• _Supplied material_

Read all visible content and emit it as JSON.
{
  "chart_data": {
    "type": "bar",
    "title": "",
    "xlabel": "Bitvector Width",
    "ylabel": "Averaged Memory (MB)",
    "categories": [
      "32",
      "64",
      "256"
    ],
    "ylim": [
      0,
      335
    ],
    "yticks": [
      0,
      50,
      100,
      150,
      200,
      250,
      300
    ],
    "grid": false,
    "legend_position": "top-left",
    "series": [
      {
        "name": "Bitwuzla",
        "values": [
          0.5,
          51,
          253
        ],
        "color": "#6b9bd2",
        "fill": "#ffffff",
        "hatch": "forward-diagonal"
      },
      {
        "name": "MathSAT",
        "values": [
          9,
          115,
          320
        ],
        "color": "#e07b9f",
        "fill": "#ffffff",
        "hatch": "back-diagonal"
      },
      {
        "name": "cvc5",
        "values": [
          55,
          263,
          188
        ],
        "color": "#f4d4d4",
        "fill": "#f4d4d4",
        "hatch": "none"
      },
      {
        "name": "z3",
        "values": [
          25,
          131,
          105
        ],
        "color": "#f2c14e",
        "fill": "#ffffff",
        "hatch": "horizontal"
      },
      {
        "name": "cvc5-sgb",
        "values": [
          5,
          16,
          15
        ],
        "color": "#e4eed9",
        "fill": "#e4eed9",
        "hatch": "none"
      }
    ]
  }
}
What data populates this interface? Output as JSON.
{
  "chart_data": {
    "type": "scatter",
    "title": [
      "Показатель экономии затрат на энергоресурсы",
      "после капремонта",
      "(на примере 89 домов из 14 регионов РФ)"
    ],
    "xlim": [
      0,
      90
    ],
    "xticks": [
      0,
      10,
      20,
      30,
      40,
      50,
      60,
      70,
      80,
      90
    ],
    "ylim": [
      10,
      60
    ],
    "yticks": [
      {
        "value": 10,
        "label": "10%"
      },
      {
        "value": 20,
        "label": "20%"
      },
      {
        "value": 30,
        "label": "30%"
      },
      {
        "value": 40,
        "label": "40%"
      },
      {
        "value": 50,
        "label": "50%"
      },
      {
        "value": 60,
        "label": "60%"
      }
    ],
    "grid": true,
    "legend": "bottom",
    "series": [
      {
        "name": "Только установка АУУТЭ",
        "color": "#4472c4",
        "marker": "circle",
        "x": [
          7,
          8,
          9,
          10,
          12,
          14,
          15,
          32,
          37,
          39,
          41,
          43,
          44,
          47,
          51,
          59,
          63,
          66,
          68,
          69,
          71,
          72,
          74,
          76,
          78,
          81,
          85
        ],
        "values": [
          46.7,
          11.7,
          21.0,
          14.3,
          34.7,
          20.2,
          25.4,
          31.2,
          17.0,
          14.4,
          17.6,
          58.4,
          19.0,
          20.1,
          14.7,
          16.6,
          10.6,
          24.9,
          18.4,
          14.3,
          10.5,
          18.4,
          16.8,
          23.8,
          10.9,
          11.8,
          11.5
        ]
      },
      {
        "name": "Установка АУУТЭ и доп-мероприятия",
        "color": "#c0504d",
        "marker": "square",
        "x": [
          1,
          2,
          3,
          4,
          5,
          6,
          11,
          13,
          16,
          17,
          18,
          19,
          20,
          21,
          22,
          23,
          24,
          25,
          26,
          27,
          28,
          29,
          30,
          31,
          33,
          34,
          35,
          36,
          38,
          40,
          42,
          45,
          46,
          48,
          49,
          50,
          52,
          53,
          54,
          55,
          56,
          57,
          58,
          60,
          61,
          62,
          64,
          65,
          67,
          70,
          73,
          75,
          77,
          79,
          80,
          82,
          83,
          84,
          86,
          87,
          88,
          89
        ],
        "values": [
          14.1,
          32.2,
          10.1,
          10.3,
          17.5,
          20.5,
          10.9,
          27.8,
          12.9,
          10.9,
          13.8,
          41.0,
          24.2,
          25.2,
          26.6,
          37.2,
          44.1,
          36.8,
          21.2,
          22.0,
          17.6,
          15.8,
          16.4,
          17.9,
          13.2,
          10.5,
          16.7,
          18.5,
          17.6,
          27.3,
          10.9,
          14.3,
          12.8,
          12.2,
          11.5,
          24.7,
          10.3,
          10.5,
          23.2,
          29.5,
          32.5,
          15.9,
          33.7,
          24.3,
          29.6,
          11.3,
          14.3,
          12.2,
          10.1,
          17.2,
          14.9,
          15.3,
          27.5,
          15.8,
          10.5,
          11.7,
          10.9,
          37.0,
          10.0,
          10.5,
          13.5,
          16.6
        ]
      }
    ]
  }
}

• _Work to be completed_
Find the lines holding "diagonal" and list every one.

• _Solution to this problem_
        "hatch": "forward-diagonal"
        "hatch": "back-diagonal"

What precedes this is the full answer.